* WORK INSTRUCTIONS
Gather each line of the records where "text" appears.

* EXERCISE MATERIAL

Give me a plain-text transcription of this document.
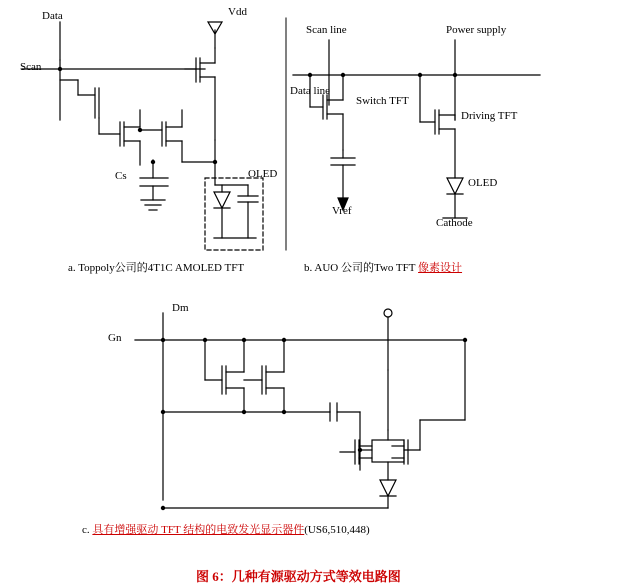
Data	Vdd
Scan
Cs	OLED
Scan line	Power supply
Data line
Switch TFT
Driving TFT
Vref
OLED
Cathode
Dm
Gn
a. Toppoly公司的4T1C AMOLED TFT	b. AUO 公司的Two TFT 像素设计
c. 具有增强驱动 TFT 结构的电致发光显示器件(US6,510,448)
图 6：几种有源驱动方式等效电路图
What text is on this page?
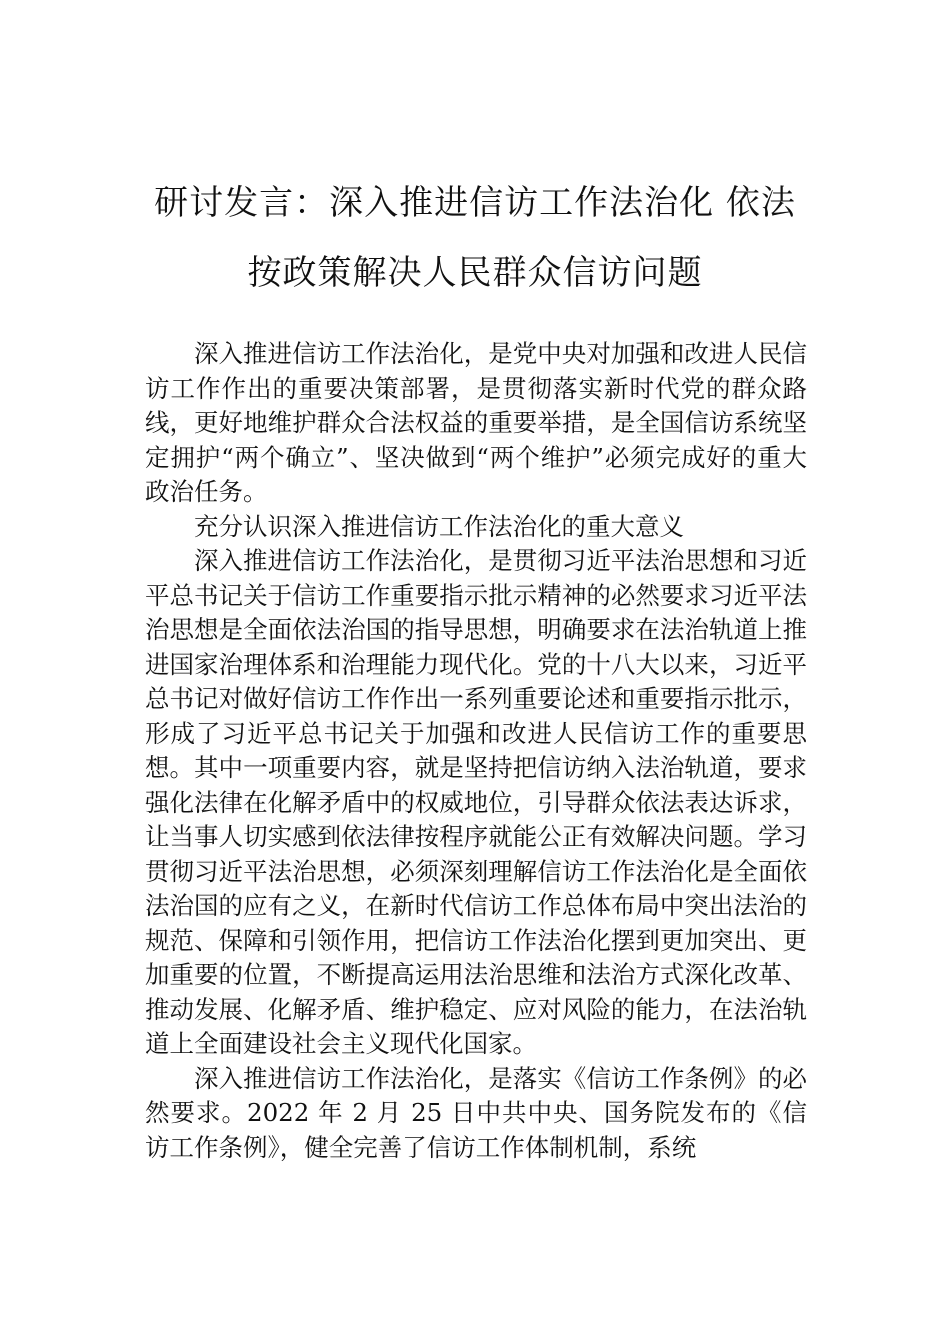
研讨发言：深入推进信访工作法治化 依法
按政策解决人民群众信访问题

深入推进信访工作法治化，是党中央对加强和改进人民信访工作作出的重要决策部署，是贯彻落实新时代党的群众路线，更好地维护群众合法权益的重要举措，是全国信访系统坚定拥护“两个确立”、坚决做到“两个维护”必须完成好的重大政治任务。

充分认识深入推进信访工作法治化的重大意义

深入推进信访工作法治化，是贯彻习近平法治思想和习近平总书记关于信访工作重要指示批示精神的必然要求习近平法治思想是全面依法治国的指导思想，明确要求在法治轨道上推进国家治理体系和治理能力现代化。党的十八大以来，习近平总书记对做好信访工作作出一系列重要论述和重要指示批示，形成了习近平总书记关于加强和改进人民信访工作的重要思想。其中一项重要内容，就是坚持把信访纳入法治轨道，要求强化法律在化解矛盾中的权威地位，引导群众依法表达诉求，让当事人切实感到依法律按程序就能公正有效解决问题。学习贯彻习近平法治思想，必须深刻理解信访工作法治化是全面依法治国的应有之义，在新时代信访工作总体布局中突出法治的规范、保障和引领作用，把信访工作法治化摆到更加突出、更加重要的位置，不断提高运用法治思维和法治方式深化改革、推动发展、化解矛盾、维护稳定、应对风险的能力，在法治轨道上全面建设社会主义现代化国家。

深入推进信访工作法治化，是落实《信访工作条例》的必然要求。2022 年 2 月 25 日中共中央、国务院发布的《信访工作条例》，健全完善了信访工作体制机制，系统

* RESULT OF THE TASK
Give me a plain-text transcription of this document.
What text is on this page?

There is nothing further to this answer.